▸ **PROVIDED RECORDS**

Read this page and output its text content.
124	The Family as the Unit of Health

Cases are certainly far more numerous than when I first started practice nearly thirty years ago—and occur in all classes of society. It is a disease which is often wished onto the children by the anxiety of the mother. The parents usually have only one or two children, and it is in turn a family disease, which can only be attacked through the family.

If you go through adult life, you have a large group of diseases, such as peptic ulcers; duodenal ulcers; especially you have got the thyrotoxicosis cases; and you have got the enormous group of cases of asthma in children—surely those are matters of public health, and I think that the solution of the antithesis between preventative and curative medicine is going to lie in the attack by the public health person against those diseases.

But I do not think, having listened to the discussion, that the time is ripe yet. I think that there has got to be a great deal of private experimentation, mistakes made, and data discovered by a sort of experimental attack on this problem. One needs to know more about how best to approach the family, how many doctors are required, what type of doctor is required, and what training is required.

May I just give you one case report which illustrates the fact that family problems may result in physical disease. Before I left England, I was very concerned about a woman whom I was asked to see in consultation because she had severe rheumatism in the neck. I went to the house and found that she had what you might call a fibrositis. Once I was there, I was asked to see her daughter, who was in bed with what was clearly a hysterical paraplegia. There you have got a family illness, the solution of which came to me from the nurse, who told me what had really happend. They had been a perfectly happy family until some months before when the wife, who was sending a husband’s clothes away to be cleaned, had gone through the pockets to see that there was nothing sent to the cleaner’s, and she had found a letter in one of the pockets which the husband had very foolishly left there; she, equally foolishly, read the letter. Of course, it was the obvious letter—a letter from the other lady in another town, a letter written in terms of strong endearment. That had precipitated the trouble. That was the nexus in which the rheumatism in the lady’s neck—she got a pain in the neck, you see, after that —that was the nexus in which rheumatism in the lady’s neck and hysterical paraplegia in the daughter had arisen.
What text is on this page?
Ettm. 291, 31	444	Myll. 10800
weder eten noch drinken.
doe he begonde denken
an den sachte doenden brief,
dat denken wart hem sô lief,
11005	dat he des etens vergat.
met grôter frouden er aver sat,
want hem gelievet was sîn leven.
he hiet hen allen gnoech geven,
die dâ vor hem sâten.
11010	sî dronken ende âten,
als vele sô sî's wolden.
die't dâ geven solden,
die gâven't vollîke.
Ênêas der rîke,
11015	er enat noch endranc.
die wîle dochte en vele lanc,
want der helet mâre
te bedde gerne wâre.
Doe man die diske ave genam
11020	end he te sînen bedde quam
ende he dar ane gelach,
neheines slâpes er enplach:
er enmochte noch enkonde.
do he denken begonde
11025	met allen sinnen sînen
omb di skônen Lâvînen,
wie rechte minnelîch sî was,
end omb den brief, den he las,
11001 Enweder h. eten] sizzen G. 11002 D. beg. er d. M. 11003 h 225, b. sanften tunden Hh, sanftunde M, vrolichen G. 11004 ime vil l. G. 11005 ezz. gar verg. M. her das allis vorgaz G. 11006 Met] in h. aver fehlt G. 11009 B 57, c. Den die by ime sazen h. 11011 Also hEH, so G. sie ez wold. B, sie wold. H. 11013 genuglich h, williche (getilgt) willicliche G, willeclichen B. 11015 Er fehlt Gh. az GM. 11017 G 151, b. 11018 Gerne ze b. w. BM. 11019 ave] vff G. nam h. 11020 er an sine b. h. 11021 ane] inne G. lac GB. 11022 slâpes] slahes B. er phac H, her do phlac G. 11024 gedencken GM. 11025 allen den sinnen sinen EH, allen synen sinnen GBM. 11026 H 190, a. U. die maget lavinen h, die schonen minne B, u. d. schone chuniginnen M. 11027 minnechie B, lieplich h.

▸ **GIVEN PROBLEM**
Each line from the one containing "What text is on this page?" to the final line of the entries above must be returned exactly, and no other line may appear.

▸ **RESULT FOR THIS TASK**
What text is on this page?
Ettm. 291, 31	444	Myll. 10800
weder eten noch drinken.
doe he begonde denken
an den sachte doenden brief,
dat denken wart hem sô lief,
11005	dat he des etens vergat.
met grôter frouden er aver sat,
want hem gelievet was sîn leven.
he hiet hen allen gnoech geven,
die dâ vor hem sâten.
11010	sî dronken ende âten,
als vele sô sî's wolden.
die't dâ geven solden,
die gâven't vollîke.
Ênêas der rîke,
11015	er enat noch endranc.
die wîle dochte en vele lanc,
want der helet mâre
te bedde gerne wâre.
Doe man die diske ave genam
11020	end he te sînen bedde quam
ende he dar ane gelach,
neheines slâpes er enplach:
er enmochte noch enkonde.
do he denken begonde
11025	met allen sinnen sînen
omb di skônen Lâvînen,
wie rechte minnelîch sî was,
end omb den brief, den he las,
11001 Enweder h. eten] sizzen G. 11002 D. beg. er d. M. 11003 h 225, b. sanften tunden Hh, sanftunde M, vrolichen G. 11004 ime vil l. G. 11005 ezz. gar verg. M. her das allis vorgaz G. 11006 Met] in h. aver fehlt G. 11009 B 57, c. Den die by ime sazen h. 11011 Also hEH, so G. sie ez wold. B, sie wold. H. 11013 genuglich h, williche (getilgt) willicliche G, willeclichen B. 11015 Er fehlt Gh. az GM. 11017 G 151, b. 11018 Gerne ze b. w. BM. 11019 ave] vff G. nam h. 11020 er an sine b. h. 11021 ane] inne G. lac GB. 11022 slâpes] slahes B. er phac H, her do phlac G. 11024 gedencken GM. 11025 allen den sinnen sinen EH, allen synen sinnen GBM. 11026 H 190, a. U. die maget lavinen h, die schonen minne B, u. d. schone chuniginnen M. 11027 minnechie B, lieplich h.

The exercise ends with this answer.